Reproduce each line of the material precisely.

> **Task input**:
━━━━━━━━━━━━━━━━━━━━━━━━━━━━━━

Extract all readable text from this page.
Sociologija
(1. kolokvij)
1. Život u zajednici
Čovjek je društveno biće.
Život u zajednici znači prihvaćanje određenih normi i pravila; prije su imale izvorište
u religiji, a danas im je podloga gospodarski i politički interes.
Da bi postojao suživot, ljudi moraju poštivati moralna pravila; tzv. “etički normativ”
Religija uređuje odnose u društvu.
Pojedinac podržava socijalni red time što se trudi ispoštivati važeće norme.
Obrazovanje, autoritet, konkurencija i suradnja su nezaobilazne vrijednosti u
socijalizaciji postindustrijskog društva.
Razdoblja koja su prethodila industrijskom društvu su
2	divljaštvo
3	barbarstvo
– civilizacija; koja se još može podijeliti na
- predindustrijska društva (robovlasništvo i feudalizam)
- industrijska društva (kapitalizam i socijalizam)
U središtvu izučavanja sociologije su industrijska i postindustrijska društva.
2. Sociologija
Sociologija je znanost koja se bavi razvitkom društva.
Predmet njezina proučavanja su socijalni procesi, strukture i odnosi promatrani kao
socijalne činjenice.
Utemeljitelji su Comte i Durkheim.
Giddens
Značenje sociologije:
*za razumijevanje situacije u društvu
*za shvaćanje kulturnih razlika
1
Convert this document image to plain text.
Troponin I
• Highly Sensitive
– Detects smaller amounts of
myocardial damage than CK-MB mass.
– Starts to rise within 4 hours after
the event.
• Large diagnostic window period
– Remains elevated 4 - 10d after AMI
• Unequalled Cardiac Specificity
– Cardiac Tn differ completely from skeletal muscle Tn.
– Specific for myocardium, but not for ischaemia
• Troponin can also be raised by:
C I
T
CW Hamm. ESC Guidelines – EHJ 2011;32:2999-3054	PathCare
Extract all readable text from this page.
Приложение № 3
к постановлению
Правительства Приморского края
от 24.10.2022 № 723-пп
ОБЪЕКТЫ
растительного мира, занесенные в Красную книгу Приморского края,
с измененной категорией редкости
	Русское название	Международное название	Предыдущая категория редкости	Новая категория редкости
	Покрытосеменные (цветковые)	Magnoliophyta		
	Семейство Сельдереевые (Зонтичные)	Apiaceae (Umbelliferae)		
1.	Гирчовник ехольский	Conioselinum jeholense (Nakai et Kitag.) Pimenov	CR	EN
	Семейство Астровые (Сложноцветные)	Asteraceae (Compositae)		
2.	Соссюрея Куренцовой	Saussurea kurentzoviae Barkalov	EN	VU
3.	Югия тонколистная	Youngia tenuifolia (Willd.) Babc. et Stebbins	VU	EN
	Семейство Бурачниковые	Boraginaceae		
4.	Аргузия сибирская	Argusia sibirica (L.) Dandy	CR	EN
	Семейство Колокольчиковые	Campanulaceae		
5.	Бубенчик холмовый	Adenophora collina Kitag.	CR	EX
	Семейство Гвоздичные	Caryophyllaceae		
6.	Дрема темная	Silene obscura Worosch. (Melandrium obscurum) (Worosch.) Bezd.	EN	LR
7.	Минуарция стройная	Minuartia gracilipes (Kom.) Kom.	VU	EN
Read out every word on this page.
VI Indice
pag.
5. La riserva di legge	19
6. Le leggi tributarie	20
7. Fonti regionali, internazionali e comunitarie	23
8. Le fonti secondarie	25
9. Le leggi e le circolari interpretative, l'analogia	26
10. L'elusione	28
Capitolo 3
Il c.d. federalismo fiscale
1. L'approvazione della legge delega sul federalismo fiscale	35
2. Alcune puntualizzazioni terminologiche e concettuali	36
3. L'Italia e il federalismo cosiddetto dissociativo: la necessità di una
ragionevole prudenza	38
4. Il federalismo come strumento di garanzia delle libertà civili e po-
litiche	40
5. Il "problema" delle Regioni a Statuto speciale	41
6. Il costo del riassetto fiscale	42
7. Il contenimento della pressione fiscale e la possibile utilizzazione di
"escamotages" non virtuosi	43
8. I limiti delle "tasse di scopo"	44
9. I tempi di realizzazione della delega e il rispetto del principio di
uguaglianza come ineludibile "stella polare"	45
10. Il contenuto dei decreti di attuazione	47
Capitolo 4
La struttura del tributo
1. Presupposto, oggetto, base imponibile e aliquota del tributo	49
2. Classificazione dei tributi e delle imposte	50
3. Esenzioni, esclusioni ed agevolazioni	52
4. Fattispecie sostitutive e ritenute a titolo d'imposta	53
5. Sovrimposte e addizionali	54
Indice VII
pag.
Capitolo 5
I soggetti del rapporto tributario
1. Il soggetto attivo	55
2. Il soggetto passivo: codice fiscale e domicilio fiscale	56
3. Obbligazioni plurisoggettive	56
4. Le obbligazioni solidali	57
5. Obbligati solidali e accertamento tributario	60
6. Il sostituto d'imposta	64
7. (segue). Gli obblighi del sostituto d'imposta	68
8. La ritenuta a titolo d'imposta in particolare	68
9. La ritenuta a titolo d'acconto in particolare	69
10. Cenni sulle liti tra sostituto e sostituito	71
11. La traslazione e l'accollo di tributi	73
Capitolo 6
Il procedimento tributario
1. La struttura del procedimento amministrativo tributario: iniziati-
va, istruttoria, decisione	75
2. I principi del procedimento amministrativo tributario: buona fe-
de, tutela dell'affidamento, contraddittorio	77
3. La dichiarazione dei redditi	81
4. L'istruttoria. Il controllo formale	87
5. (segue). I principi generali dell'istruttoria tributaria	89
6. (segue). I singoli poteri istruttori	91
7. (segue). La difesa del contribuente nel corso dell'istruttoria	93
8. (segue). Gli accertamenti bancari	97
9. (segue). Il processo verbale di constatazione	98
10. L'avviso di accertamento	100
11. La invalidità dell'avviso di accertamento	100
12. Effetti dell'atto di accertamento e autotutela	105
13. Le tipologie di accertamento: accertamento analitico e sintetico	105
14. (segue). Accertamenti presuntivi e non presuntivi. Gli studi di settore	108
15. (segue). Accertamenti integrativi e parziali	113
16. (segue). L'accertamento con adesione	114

━━━━━━━━━━━━━━━━━━━━━━━━━━━━━━

> **Worked answer**:
Extract all readable text from this page.
Sociologija
(1. kolokvij)
1. Život u zajednici
Čovjek je društveno biće.
Život u zajednici znači prihvaćanje određenih normi i pravila; prije su imale izvorište
u religiji, a danas im je podloga gospodarski i politički interes.
Da bi postojao suživot, ljudi moraju poštivati moralna pravila; tzv. “etički normativ”
Religija uređuje odnose u društvu.
Pojedinac podržava socijalni red time što se trudi ispoštivati važeće norme.
Obrazovanje, autoritet, konkurencija i suradnja su nezaobilazne vrijednosti u
socijalizaciji postindustrijskog društva.
Razdoblja koja su prethodila industrijskom društvu su
2	divljaštvo
3	barbarstvo
– civilizacija; koja se još može podijeliti na
- predindustrijska društva (robovlasništvo i feudalizam)
- industrijska društva (kapitalizam i socijalizam)
U središtvu izučavanja sociologije su industrijska i postindustrijska društva.
2. Sociologija
Sociologija je znanost koja se bavi razvitkom društva.
Predmet njezina proučavanja su socijalni procesi, strukture i odnosi promatrani kao
socijalne činjenice.
Utemeljitelji su Comte i Durkheim.
Giddens
Značenje sociologije:
*za razumijevanje situacije u društvu
*za shvaćanje kulturnih razlika
1
Convert this document image to plain text.
Troponin I
• Highly Sensitive
– Detects smaller amounts of
myocardial damage than CK-MB mass.
– Starts to rise within 4 hours after
the event.
• Large diagnostic window period
– Remains elevated 4 - 10d after AMI
• Unequalled Cardiac Specificity
– Cardiac Tn differ completely from skeletal muscle Tn.
– Specific for myocardium, but not for ischaemia
• Troponin can also be raised by:
C I
T
CW Hamm. ESC Guidelines – EHJ 2011;32:2999-3054	PathCare
Extract all readable text from this page.
Приложение № 3
к постановлению
Правительства Приморского края
от 24.10.2022 № 723-пп
ОБЪЕКТЫ
растительного мира, занесенные в Красную книгу Приморского края,
с измененной категорией редкости
	Русское название	Международное название	Предыдущая категория редкости	Новая категория редкости
	Покрытосеменные (цветковые)	Magnoliophyta		
	Семейство Сельдереевые (Зонтичные)	Apiaceae (Umbelliferae)		
1.	Гирчовник ехольский	Conioselinum jeholense (Nakai et Kitag.) Pimenov	CR	EN
	Семейство Астровые (Сложноцветные)	Asteraceae (Compositae)		
2.	Соссюрея Куренцовой	Saussurea kurentzoviae Barkalov	EN	VU
3.	Югия тонколистная	Youngia tenuifolia (Willd.) Babc. et Stebbins	VU	EN
	Семейство Бурачниковые	Boraginaceae		
4.	Аргузия сибирская	Argusia sibirica (L.) Dandy	CR	EN
	Семейство Колокольчиковые	Campanulaceae		
5.	Бубенчик холмовый	Adenophora collina Kitag.	CR	EX
	Семейство Гвоздичные	Caryophyllaceae		
6.	Дрема темная	Silene obscura Worosch. (Melandrium obscurum) (Worosch.) Bezd.	EN	LR
7.	Минуарция стройная	Minuartia gracilipes (Kom.) Kom.	VU	EN
Read out every word on this page.
VI Indice
pag.
5. La riserva di legge	19
6. Le leggi tributarie	20
7. Fonti regionali, internazionali e comunitarie	23
8. Le fonti secondarie	25
9. Le leggi e le circolari interpretative, l'analogia	26
10. L'elusione	28
Capitolo 3
Il c.d. federalismo fiscale
1. L'approvazione della legge delega sul federalismo fiscale	35
2. Alcune puntualizzazioni terminologiche e concettuali	36
3. L'Italia e il federalismo cosiddetto dissociativo: la necessità di una
ragionevole prudenza	38
4. Il federalismo come strumento di garanzia delle libertà civili e po-
litiche	40
5. Il "problema" delle Regioni a Statuto speciale	41
6. Il costo del riassetto fiscale	42
7. Il contenimento della pressione fiscale e la possibile utilizzazione di
"escamotages" non virtuosi	43
8. I limiti delle "tasse di scopo"	44
9. I tempi di realizzazione della delega e il rispetto del principio di
uguaglianza come ineludibile "stella polare"	45
10. Il contenuto dei decreti di attuazione	47
Capitolo 4
La struttura del tributo
1. Presupposto, oggetto, base imponibile e aliquota del tributo	49
2. Classificazione dei tributi e delle imposte	50
3. Esenzioni, esclusioni ed agevolazioni	52
4. Fattispecie sostitutive e ritenute a titolo d'imposta	53
5. Sovrimposte e addizionali	54
Indice VII
pag.
Capitolo 5
I soggetti del rapporto tributario
1. Il soggetto attivo	55
2. Il soggetto passivo: codice fiscale e domicilio fiscale	56
3. Obbligazioni plurisoggettive	56
4. Le obbligazioni solidali	57
5. Obbligati solidali e accertamento tributario	60
6. Il sostituto d'imposta	64
7. (segue). Gli obblighi del sostituto d'imposta	68
8. La ritenuta a titolo d'imposta in particolare	68
9. La ritenuta a titolo d'acconto in particolare	69
10. Cenni sulle liti tra sostituto e sostituito	71
11. La traslazione e l'accollo di tributi	73
Capitolo 6
Il procedimento tributario
1. La struttura del procedimento amministrativo tributario: iniziati-
va, istruttoria, decisione	75
2. I principi del procedimento amministrativo tributario: buona fe-
de, tutela dell'affidamento, contraddittorio	77
3. La dichiarazione dei redditi	81
4. L'istruttoria. Il controllo formale	87
5. (segue). I principi generali dell'istruttoria tributaria	89
6. (segue). I singoli poteri istruttori	91
7. (segue). La difesa del contribuente nel corso dell'istruttoria	93
8. (segue). Gli accertamenti bancari	97
9. (segue). Il processo verbale di constatazione	98
10. L'avviso di accertamento	100
11. La invalidità dell'avviso di accertamento	100
12. Effetti dell'atto di accertamento e autotutela	105
13. Le tipologie di accertamento: accertamento analitico e sintetico	105
14. (segue). Accertamenti presuntivi e non presuntivi. Gli studi di settore	108
15. (segue). Accertamenti integrativi e parziali	113
16. (segue). L'accertamento con adesione	114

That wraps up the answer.